Report every line from the material that contains the word "JSON".
* START DATA LISTING *
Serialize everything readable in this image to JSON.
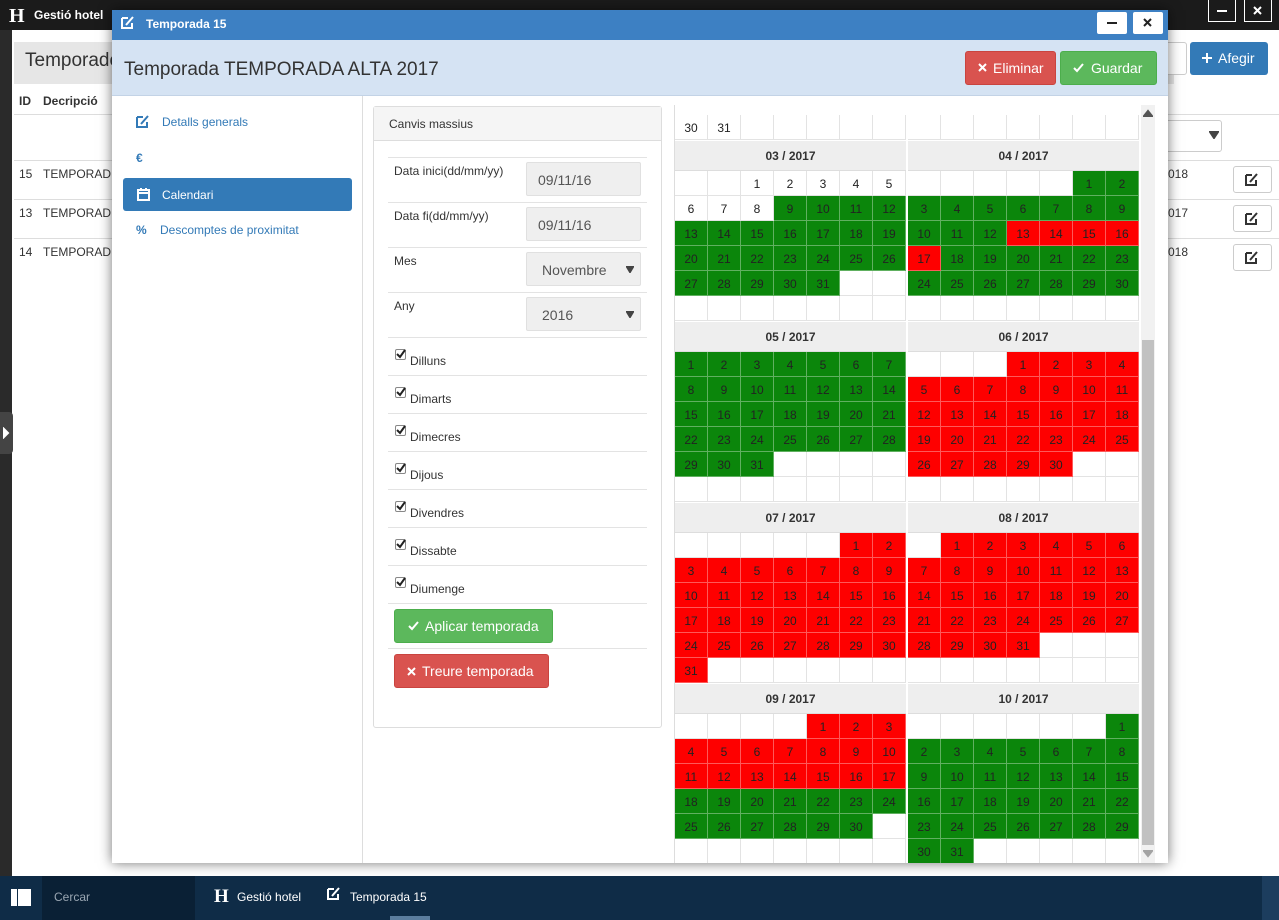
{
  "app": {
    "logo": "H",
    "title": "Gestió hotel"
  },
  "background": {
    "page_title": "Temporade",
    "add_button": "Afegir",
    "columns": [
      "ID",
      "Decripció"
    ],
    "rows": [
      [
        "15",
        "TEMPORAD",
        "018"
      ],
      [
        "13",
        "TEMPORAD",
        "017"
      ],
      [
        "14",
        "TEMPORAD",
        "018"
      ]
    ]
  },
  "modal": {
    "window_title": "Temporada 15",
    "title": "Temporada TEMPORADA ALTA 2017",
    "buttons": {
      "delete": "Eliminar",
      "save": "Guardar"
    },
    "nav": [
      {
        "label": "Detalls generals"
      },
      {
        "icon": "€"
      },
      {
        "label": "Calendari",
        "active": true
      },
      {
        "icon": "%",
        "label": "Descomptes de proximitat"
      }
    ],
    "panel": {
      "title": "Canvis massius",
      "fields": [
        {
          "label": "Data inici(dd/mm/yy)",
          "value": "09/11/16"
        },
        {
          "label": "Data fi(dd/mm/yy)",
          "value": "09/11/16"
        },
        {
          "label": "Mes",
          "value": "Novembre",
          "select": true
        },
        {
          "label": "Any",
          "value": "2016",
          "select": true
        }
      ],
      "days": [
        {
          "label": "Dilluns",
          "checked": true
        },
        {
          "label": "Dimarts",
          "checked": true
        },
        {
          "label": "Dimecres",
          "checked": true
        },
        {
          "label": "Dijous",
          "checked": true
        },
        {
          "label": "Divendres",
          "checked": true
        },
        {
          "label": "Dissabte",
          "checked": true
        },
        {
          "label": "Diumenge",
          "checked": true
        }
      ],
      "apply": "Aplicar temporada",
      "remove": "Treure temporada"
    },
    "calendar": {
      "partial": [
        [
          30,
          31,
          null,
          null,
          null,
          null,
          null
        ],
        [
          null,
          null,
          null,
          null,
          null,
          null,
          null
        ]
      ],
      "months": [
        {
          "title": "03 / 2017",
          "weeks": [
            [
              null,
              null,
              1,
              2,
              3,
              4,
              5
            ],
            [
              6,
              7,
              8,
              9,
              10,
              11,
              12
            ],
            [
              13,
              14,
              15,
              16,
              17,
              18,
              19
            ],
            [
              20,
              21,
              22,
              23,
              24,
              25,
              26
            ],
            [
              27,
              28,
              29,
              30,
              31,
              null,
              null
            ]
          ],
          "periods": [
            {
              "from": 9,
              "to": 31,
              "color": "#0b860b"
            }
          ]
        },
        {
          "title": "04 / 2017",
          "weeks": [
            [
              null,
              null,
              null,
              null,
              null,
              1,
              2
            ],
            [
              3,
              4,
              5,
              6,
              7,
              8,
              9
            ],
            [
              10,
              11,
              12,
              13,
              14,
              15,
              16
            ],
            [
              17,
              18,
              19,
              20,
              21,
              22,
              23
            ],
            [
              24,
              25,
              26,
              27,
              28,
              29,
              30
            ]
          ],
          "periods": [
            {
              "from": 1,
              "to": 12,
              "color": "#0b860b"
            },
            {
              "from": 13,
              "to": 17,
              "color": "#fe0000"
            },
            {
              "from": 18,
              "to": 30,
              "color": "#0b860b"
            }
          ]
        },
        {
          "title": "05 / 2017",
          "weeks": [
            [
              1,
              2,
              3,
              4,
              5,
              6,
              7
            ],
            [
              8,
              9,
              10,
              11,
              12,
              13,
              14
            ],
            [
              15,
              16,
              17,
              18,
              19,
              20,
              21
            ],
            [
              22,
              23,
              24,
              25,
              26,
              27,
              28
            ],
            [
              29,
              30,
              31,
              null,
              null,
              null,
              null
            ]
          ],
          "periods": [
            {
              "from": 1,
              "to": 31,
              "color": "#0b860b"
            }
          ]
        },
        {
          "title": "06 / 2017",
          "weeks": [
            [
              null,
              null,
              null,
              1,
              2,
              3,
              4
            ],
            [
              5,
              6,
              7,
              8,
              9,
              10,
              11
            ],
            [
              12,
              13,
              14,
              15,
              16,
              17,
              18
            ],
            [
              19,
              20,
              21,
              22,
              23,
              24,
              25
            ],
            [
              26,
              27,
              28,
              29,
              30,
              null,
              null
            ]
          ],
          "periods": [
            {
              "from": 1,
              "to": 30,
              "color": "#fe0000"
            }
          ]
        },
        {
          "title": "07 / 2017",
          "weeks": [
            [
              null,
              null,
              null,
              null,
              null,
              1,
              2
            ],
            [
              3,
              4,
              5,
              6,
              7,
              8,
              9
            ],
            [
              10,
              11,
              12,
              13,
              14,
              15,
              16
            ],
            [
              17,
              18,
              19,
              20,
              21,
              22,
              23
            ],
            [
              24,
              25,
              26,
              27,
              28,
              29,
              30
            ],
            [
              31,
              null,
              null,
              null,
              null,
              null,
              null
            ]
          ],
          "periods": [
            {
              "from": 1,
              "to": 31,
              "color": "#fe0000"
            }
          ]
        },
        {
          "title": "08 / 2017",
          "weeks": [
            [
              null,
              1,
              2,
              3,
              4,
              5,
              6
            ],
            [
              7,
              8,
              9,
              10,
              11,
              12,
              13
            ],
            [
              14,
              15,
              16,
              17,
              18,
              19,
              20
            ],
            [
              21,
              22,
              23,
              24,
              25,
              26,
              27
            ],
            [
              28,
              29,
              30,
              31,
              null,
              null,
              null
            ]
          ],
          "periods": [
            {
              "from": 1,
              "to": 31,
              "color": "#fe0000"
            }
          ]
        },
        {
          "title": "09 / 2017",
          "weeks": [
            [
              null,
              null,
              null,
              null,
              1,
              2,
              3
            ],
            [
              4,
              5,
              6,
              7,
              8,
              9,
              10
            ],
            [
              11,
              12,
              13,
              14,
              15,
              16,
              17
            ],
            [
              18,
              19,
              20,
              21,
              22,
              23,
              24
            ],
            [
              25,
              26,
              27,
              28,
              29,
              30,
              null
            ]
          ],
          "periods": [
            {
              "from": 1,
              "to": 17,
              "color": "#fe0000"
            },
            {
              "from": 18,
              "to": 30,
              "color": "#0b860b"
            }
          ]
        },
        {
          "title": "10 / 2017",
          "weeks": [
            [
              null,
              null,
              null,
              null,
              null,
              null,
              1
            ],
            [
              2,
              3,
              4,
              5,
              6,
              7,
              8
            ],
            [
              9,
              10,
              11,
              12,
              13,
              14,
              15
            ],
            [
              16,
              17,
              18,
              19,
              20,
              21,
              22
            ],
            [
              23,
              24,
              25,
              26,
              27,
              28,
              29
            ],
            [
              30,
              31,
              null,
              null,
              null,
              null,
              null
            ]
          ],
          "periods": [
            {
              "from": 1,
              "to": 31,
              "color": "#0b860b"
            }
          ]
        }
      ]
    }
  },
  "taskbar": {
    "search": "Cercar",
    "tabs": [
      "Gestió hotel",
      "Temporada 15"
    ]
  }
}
* END DATA LISTING *
* START DATA LISTING *
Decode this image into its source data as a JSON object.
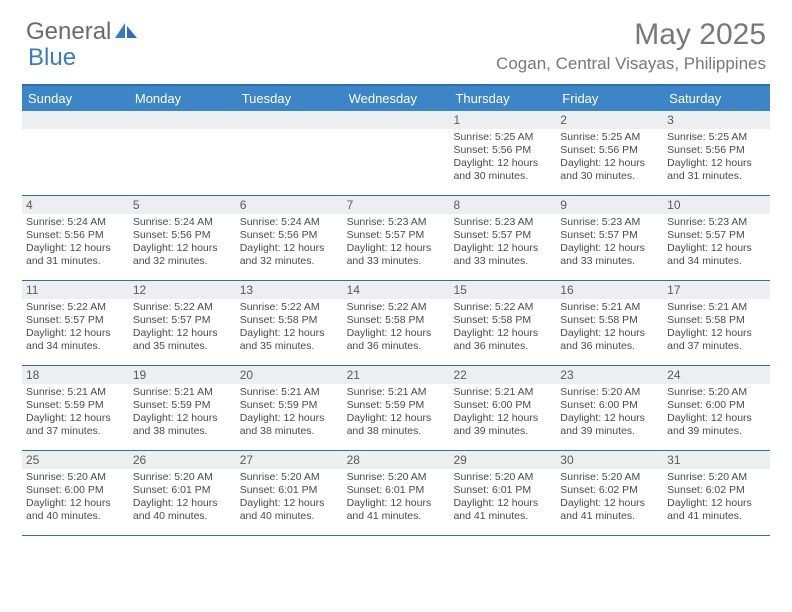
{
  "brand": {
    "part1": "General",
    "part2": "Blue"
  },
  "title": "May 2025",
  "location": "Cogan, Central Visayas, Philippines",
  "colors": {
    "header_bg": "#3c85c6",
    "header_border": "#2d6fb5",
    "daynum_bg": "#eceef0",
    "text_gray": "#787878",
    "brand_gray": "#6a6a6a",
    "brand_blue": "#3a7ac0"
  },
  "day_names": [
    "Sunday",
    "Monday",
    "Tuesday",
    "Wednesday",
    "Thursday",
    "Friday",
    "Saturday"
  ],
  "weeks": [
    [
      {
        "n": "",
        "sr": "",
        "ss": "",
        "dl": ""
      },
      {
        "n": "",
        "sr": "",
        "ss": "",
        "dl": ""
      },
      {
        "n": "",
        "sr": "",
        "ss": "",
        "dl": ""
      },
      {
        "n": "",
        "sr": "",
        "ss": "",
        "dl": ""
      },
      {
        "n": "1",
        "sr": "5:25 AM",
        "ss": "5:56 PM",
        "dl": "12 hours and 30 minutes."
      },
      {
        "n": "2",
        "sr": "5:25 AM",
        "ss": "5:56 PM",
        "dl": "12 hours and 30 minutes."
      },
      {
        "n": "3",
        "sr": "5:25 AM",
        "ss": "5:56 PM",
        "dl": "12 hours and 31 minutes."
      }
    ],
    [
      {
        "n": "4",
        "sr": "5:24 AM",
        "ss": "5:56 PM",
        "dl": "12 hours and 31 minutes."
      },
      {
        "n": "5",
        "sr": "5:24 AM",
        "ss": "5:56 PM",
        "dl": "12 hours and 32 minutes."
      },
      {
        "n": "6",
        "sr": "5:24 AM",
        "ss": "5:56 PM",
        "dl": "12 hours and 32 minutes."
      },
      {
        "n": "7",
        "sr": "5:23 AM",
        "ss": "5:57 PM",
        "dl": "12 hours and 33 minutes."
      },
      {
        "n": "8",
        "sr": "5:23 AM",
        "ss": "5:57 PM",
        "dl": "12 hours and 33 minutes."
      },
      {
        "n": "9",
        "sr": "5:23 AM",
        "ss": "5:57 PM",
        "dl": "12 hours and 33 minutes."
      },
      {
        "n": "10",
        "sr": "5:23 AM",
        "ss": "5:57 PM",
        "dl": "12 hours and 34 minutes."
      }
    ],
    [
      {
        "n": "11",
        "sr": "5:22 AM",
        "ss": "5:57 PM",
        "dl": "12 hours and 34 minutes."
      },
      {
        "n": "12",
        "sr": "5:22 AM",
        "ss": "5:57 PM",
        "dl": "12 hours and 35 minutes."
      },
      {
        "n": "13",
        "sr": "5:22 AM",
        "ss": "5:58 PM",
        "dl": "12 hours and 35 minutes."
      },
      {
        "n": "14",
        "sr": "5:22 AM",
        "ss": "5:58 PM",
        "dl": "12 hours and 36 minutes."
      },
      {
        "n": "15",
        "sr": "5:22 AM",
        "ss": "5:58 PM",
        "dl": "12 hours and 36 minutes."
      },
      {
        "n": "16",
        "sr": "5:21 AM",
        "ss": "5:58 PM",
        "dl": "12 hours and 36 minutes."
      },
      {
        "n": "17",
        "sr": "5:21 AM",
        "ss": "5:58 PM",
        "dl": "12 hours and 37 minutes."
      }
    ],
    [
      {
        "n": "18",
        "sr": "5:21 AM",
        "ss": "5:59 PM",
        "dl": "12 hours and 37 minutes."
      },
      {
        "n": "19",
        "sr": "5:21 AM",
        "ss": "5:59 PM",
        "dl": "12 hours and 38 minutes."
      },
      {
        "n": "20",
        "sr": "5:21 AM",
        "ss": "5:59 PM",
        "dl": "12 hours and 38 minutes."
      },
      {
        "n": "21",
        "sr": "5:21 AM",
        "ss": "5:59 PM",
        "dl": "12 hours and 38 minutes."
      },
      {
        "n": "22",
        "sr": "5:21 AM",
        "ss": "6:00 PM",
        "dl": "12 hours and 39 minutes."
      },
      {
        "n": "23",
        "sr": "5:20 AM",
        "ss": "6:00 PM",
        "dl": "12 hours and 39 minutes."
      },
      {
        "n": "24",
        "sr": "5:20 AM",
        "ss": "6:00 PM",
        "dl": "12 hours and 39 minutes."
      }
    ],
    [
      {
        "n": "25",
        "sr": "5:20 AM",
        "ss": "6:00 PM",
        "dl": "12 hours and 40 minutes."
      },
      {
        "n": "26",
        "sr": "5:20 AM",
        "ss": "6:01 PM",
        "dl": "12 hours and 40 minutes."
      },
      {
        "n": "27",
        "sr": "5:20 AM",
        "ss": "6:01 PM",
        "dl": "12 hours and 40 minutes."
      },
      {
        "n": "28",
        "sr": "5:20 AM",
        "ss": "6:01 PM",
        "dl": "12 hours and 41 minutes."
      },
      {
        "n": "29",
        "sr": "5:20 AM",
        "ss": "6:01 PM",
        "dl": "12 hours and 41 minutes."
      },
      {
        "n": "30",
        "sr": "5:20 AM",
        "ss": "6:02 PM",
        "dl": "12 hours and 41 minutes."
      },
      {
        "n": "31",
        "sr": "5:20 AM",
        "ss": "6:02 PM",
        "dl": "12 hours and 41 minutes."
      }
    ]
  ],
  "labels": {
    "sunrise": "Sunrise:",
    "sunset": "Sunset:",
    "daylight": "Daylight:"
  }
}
* END DATA LISTING *
- IN RESPONSE
Serialize everything readable in this image to JSON.
Decode this image into its source data as a JSON object.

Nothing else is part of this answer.